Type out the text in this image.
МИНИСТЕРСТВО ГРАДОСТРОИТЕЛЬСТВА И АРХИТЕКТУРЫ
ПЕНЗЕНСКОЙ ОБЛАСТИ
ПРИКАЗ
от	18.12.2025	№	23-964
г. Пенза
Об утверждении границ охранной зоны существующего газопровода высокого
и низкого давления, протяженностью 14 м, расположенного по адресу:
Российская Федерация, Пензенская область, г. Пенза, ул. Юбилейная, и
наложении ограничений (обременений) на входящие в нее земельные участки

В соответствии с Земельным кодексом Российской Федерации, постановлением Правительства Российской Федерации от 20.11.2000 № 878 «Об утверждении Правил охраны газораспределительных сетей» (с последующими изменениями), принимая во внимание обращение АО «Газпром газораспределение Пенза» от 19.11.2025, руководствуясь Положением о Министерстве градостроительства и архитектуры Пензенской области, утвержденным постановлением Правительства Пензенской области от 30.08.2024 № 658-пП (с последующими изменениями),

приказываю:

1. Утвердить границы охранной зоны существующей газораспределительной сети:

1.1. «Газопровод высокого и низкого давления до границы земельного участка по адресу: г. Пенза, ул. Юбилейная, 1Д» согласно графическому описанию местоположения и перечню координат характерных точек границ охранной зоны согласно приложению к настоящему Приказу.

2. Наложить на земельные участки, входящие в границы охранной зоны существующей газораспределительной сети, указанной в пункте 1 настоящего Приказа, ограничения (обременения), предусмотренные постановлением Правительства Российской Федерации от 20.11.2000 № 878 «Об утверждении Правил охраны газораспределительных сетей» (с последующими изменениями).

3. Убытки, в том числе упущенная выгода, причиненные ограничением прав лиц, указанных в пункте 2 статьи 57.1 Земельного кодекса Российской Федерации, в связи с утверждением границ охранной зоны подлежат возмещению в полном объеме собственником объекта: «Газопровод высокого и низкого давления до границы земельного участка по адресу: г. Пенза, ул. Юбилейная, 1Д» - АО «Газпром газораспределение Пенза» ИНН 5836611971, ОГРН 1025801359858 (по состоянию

| Given task |
Write out the entries above word for word.

| Solution to the exercise |
Type out the text in this image.
МИНИСТЕРСТВО ГРАДОСТРОИТЕЛЬСТВА И АРХИТЕКТУРЫ
ПЕНЗЕНСКОЙ ОБЛАСТИ
ПРИКАЗ
от	18.12.2025	№	23-964
г. Пенза
Об утверждении границ охранной зоны существующего газопровода высокого
и низкого давления, протяженностью 14 м, расположенного по адресу:
Российская Федерация, Пензенская область, г. Пенза, ул. Юбилейная, и
наложении ограничений (обременений) на входящие в нее земельные участки

В соответствии с Земельным кодексом Российской Федерации, постановлением Правительства Российской Федерации от 20.11.2000 № 878 «Об утверждении Правил охраны газораспределительных сетей» (с последующими изменениями), принимая во внимание обращение АО «Газпром газораспределение Пенза» от 19.11.2025, руководствуясь Положением о Министерстве градостроительства и архитектуры Пензенской области, утвержденным постановлением Правительства Пензенской области от 30.08.2024 № 658-пП (с последующими изменениями),

приказываю:

1. Утвердить границы охранной зоны существующей газораспределительной сети:

1.1. «Газопровод высокого и низкого давления до границы земельного участка по адресу: г. Пенза, ул. Юбилейная, 1Д» согласно графическому описанию местоположения и перечню координат характерных точек границ охранной зоны согласно приложению к настоящему Приказу.

2. Наложить на земельные участки, входящие в границы охранной зоны существующей газораспределительной сети, указанной в пункте 1 настоящего Приказа, ограничения (обременения), предусмотренные постановлением Правительства Российской Федерации от 20.11.2000 № 878 «Об утверждении Правил охраны газораспределительных сетей» (с последующими изменениями).

3. Убытки, в том числе упущенная выгода, причиненные ограничением прав лиц, указанных в пункте 2 статьи 57.1 Земельного кодекса Российской Федерации, в связи с утверждением границ охранной зоны подлежат возмещению в полном объеме собственником объекта: «Газопровод высокого и низкого давления до границы земельного участка по адресу: г. Пенза, ул. Юбилейная, 1Д» - АО «Газпром газораспределение Пенза» ИНН 5836611971, ОГРН 1025801359858 (по состоянию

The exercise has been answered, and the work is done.